┌─ DATA SHOWN

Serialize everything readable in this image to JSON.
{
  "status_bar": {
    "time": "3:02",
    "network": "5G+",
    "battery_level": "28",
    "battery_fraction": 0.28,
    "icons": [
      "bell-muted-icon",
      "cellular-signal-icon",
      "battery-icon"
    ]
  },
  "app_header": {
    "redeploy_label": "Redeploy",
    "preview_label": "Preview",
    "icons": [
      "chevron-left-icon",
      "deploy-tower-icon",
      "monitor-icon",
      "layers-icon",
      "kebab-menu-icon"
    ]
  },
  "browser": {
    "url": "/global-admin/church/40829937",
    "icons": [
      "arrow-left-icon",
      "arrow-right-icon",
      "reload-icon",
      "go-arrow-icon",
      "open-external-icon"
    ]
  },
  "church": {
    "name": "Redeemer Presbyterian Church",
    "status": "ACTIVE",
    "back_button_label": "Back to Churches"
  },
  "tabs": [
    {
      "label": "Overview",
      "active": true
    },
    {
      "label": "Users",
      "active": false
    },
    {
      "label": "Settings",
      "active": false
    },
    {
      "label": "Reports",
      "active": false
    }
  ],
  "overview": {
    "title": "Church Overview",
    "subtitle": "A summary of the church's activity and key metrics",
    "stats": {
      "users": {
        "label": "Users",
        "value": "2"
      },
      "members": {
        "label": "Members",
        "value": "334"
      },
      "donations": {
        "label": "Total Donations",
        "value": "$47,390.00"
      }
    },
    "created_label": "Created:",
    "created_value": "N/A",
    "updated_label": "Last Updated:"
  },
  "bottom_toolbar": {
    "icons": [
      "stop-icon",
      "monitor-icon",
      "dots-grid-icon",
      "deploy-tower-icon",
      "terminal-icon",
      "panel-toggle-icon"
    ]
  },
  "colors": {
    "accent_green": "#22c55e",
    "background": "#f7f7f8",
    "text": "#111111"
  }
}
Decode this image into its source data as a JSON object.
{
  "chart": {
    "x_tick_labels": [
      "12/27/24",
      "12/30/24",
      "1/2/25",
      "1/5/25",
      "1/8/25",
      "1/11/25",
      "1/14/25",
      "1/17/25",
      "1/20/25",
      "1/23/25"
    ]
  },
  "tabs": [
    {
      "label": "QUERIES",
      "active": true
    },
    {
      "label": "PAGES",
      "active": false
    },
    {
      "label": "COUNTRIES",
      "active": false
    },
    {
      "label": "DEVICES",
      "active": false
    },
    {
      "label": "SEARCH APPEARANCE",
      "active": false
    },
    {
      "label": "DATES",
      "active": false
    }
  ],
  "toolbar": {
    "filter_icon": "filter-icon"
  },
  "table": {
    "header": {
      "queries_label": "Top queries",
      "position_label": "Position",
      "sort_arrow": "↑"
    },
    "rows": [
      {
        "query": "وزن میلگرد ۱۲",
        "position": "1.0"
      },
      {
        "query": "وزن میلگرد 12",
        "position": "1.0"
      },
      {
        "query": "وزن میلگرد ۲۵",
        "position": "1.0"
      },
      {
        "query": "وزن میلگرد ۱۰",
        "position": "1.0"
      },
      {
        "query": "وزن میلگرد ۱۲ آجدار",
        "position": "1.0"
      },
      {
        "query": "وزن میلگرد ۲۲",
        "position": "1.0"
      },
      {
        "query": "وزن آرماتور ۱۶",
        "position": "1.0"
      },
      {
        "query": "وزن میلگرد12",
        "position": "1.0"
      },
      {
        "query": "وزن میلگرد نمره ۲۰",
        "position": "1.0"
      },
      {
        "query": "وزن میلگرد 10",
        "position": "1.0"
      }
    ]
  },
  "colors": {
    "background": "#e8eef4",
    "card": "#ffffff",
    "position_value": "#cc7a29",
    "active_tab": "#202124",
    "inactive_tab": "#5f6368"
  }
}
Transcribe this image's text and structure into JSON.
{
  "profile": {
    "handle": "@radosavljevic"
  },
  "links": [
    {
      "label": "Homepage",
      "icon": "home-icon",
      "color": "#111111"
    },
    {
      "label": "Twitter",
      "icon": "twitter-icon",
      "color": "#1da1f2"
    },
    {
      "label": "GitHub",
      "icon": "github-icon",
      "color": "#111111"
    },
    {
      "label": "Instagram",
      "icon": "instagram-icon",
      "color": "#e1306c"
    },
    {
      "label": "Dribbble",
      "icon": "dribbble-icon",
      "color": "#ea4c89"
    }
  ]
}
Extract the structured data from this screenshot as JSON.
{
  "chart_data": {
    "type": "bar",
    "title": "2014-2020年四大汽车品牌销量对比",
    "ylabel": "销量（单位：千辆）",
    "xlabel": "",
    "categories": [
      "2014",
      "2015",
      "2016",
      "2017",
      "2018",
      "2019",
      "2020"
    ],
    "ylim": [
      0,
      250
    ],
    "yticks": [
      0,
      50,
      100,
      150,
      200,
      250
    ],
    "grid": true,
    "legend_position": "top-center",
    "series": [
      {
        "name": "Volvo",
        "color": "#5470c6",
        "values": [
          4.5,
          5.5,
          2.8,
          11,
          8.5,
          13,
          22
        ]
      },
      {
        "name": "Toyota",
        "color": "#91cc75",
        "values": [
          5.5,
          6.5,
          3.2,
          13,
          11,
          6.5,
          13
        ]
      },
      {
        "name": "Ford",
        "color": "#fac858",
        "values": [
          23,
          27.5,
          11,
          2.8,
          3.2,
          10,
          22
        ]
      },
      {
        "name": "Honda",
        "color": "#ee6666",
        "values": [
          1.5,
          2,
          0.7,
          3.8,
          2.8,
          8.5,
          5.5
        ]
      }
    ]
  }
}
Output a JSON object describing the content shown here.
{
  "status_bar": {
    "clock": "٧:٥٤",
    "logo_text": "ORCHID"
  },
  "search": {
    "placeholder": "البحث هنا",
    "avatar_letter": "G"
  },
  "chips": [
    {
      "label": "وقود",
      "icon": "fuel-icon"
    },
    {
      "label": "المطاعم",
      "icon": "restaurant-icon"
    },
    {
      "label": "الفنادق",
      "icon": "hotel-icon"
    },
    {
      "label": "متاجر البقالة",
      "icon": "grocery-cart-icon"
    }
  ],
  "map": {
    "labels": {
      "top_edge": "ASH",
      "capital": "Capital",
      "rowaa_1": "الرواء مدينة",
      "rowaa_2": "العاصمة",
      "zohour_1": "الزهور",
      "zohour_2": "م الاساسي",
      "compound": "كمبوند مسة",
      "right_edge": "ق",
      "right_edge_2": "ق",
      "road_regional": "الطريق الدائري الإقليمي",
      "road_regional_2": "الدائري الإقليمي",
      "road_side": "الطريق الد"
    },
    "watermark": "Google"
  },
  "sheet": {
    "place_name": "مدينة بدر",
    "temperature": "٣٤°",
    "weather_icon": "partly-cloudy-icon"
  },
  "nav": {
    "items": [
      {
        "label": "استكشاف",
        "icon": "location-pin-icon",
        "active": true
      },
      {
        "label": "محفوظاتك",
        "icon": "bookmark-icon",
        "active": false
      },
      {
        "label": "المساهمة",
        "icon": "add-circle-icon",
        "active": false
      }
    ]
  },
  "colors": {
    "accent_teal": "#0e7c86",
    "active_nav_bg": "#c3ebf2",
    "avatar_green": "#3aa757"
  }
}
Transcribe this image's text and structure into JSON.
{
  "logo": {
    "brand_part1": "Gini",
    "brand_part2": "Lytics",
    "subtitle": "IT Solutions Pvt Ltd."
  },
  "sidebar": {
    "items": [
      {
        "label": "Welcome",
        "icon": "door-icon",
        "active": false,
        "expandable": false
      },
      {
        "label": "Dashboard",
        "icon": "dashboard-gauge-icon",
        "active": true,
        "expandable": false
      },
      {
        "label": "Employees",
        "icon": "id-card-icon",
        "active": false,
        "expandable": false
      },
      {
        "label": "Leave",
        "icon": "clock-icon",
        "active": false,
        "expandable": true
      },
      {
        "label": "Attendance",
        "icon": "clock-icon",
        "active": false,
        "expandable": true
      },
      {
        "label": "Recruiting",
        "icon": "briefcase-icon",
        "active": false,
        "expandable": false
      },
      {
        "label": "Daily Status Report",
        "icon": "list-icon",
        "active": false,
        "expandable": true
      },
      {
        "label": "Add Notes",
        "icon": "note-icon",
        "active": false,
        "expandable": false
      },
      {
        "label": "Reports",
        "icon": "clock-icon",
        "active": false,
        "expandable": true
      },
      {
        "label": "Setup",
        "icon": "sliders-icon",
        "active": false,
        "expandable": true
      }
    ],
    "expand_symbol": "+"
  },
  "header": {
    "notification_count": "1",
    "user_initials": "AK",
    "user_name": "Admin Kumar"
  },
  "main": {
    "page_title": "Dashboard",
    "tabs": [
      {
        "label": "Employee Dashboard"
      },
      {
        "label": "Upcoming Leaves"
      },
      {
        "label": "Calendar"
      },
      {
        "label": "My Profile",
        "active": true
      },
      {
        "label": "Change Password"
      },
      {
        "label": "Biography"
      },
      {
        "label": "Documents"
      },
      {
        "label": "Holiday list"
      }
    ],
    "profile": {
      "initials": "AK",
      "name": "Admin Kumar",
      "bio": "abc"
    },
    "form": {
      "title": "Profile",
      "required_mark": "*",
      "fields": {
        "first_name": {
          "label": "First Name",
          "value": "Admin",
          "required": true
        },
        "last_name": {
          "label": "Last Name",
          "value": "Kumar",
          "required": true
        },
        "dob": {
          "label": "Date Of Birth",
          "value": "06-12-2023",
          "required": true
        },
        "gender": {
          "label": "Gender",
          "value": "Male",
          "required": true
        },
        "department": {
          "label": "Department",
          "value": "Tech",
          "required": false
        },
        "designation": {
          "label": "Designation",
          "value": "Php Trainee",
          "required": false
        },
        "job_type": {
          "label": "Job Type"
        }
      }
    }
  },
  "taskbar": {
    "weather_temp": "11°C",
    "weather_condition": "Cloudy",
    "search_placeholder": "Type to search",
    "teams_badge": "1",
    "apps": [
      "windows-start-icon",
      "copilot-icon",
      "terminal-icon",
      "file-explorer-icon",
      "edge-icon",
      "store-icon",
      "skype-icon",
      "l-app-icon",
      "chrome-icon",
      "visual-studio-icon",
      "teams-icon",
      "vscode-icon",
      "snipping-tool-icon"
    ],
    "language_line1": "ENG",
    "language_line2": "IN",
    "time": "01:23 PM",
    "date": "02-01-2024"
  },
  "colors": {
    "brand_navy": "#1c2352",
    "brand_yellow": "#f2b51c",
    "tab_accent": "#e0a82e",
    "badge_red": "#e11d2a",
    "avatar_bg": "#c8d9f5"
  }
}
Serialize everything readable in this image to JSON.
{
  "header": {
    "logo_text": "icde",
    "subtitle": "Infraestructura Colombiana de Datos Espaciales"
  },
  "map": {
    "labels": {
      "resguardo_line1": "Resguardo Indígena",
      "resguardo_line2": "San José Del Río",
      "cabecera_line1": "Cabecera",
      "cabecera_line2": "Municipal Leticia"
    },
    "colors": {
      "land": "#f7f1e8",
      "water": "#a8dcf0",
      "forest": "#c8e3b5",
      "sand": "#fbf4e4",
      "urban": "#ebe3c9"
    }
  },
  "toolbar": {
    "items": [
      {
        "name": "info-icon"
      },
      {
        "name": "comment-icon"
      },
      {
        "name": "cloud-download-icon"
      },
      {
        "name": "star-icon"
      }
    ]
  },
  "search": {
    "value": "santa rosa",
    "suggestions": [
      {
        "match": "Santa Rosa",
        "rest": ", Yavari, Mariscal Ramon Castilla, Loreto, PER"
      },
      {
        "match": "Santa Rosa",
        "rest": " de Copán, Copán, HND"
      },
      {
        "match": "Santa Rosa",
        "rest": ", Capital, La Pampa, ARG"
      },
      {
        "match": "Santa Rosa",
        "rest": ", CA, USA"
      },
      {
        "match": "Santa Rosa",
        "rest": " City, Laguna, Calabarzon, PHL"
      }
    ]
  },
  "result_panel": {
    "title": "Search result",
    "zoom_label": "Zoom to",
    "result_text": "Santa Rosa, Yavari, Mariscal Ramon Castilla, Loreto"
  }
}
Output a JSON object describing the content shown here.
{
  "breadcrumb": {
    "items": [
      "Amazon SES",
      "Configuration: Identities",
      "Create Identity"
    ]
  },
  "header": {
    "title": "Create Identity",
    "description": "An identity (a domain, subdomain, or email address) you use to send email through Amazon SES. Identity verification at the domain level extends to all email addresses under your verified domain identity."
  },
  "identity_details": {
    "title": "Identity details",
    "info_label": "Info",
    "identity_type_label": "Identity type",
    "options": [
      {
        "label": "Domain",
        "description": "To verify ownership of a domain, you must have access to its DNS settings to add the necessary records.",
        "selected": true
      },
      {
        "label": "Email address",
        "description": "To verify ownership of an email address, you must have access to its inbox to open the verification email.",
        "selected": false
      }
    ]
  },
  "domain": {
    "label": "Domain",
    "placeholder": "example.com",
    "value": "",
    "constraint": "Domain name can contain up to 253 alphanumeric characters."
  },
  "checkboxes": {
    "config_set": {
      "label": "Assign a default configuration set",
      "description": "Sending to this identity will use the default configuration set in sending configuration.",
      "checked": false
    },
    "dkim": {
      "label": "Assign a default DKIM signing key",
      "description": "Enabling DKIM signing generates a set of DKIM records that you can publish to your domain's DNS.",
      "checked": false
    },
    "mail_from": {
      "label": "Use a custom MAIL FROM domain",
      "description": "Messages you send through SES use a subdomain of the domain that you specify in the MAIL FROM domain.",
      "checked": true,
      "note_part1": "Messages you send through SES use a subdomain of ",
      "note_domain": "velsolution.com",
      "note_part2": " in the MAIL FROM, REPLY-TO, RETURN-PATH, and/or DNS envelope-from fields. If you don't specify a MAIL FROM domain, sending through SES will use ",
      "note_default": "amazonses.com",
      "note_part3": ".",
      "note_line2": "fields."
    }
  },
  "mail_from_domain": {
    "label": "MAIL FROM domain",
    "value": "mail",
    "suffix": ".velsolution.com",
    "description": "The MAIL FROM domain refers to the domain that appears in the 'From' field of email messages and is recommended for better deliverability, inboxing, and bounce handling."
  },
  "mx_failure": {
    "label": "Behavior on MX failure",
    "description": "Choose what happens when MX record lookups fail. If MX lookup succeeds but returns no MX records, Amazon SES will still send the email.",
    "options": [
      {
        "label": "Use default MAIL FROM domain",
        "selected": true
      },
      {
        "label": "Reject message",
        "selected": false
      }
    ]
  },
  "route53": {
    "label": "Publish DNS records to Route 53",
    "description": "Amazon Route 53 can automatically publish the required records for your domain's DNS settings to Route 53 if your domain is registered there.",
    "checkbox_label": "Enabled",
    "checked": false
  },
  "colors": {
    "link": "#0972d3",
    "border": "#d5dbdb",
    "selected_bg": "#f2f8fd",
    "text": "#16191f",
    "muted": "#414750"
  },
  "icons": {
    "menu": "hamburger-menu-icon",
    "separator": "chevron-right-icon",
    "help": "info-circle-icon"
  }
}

└─

**OBJECTIVE**
Find every line above that contains the word "Castilla", and return each one.

**REPLY**
        "rest": ", Yavari, Mariscal Ramon Castilla, Loreto, PER"
    "result_text": "Santa Rosa, Yavari, Mariscal Ramon Castilla, Loreto"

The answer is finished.